Set task – Reproduce the lines of the material below exactly, beginning with the line that contains "- bar: [858, 309, 861, 412]" and continuing through the line that contains "- bar: [769, 319, 771, 412]", with both of those lines included. Give only those lines.

Extracted records –
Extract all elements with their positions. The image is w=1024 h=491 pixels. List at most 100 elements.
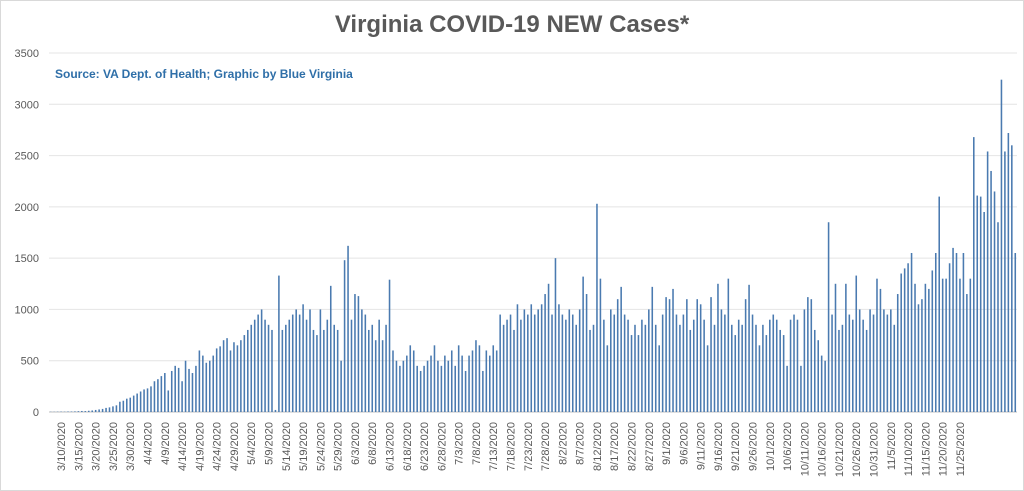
- bar: [858, 309, 861, 412]
- bar: [67, 411, 69, 412]
- x-tick-label: 9/26/2020: [748, 422, 760, 471]
- bar: [973, 137, 975, 413]
- bar: [789, 319, 792, 412]
- bar: [630, 335, 633, 412]
- bar: [236, 345, 239, 412]
- bar: [793, 314, 795, 412]
- x-tick-label: 6/18/2020: [402, 422, 414, 471]
- bar: [762, 324, 764, 412]
- y-tick-label: 500: [21, 356, 39, 368]
- bar: [215, 348, 218, 412]
- bar: [824, 360, 826, 412]
- bar: [644, 324, 647, 412]
- bar: [174, 365, 176, 412]
- x-tick-label: 3/10/2020: [56, 422, 68, 471]
- bar: [769, 319, 771, 412]
- bar: [665, 297, 667, 412]
- bar: [177, 367, 180, 412]
- bar: [222, 340, 225, 412]
- bar: [361, 309, 363, 412]
- bar: [983, 211, 985, 412]
- bar: [803, 309, 806, 412]
- bar: [565, 319, 567, 412]
- bar: [516, 304, 519, 412]
- bar: [378, 319, 380, 412]
- bar: [77, 411, 80, 412]
- bar: [471, 350, 474, 412]
- gridlines: [49, 52, 1017, 413]
- bar: [298, 314, 301, 412]
- bar: [654, 324, 657, 412]
- x-tick-label: 10/31/2020: [869, 422, 881, 477]
- bar: [986, 151, 989, 412]
- bar: [979, 196, 982, 412]
- bar: [406, 355, 408, 412]
- bar: [634, 324, 636, 412]
- x-tick-label: 11/5/2020: [886, 422, 898, 470]
- x-tick-label: 8/17/2020: [609, 422, 621, 471]
- bar: [606, 345, 609, 412]
- bar: [948, 263, 951, 412]
- bar: [807, 297, 809, 412]
- bar: [347, 245, 349, 412]
- x-tick-label: 9/21/2020: [730, 422, 742, 471]
- bar: [699, 304, 702, 412]
- bar: [381, 340, 384, 412]
- bar: [796, 319, 799, 412]
- bar: [668, 299, 671, 412]
- x-tick-label: 3/20/2020: [91, 422, 103, 471]
- bar: [883, 309, 885, 412]
- bar: [329, 285, 332, 412]
- bar: [374, 340, 377, 412]
- bar: [578, 309, 581, 412]
- bar: [523, 309, 526, 412]
- bar: [727, 278, 730, 412]
- bar: [872, 314, 875, 412]
- x-tick-label: 7/28/2020: [540, 422, 552, 471]
- bar: [454, 365, 456, 412]
- x-tick-label: 3/30/2020: [125, 422, 137, 471]
- bar: [651, 286, 654, 412]
- x-tick-label: 10/26/2020: [851, 422, 863, 477]
- chart-title: Virginia COVID-19 NEW Cases*: [334, 11, 690, 38]
- bar: [392, 350, 394, 412]
- bar: [409, 345, 412, 412]
- bar: [444, 355, 446, 412]
- bar: [679, 324, 681, 412]
- bar: [641, 319, 643, 412]
- bar: [966, 294, 968, 412]
- bar: [257, 314, 259, 412]
- bar: [786, 365, 788, 412]
- x-tick-label: 11/15/2020: [920, 422, 932, 476]
- x-tick-label: 4/14/2020: [177, 422, 189, 471]
- x-tick-label: 8/7/2020: [575, 422, 587, 465]
- bar: [250, 324, 253, 412]
- x-tick-label: 3/15/2020: [73, 422, 85, 471]
- y-axis: 0 500 1000 1500 2000 2500 3000 3500: [15, 48, 39, 419]
- bar: [1000, 79, 1003, 413]
- x-tick-label: 5/29/2020: [333, 422, 345, 471]
- x-tick-label: 7/8/2020: [471, 422, 483, 465]
- bar: [675, 314, 678, 412]
- bar: [848, 314, 851, 412]
- bar: [959, 278, 961, 412]
- bar: [831, 314, 833, 412]
- bar: [731, 324, 733, 412]
- bar: [354, 294, 356, 412]
- bar: [900, 273, 902, 412]
- bar: [827, 222, 830, 412]
- bar: [502, 324, 505, 412]
- bar: [371, 324, 374, 412]
- bar: [150, 386, 152, 412]
- bar: [896, 294, 899, 412]
- bar: [499, 314, 501, 412]
- bar: [475, 340, 477, 412]
- bar: [191, 373, 194, 412]
- bar: [395, 360, 398, 412]
- x-tick-label: 10/1/2020: [765, 422, 777, 471]
- bar: [74, 411, 76, 412]
- bar: [323, 329, 325, 412]
- bar: [686, 299, 688, 412]
- bar: [779, 329, 781, 412]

Response to this task –
- bar: [858, 309, 861, 412]
- bar: [67, 411, 69, 412]
- x-tick-label: 9/26/2020: [748, 422, 760, 471]
- bar: [973, 137, 975, 413]
- bar: [789, 319, 792, 412]
- bar: [630, 335, 633, 412]
- bar: [236, 345, 239, 412]
- bar: [793, 314, 795, 412]
- x-tick-label: 6/18/2020: [402, 422, 414, 471]
- bar: [762, 324, 764, 412]
- y-tick-label: 500: [21, 356, 39, 368]
- bar: [215, 348, 218, 412]
- bar: [824, 360, 826, 412]
- bar: [644, 324, 647, 412]
- bar: [174, 365, 176, 412]
- x-tick-label: 3/10/2020: [56, 422, 68, 471]
- bar: [769, 319, 771, 412]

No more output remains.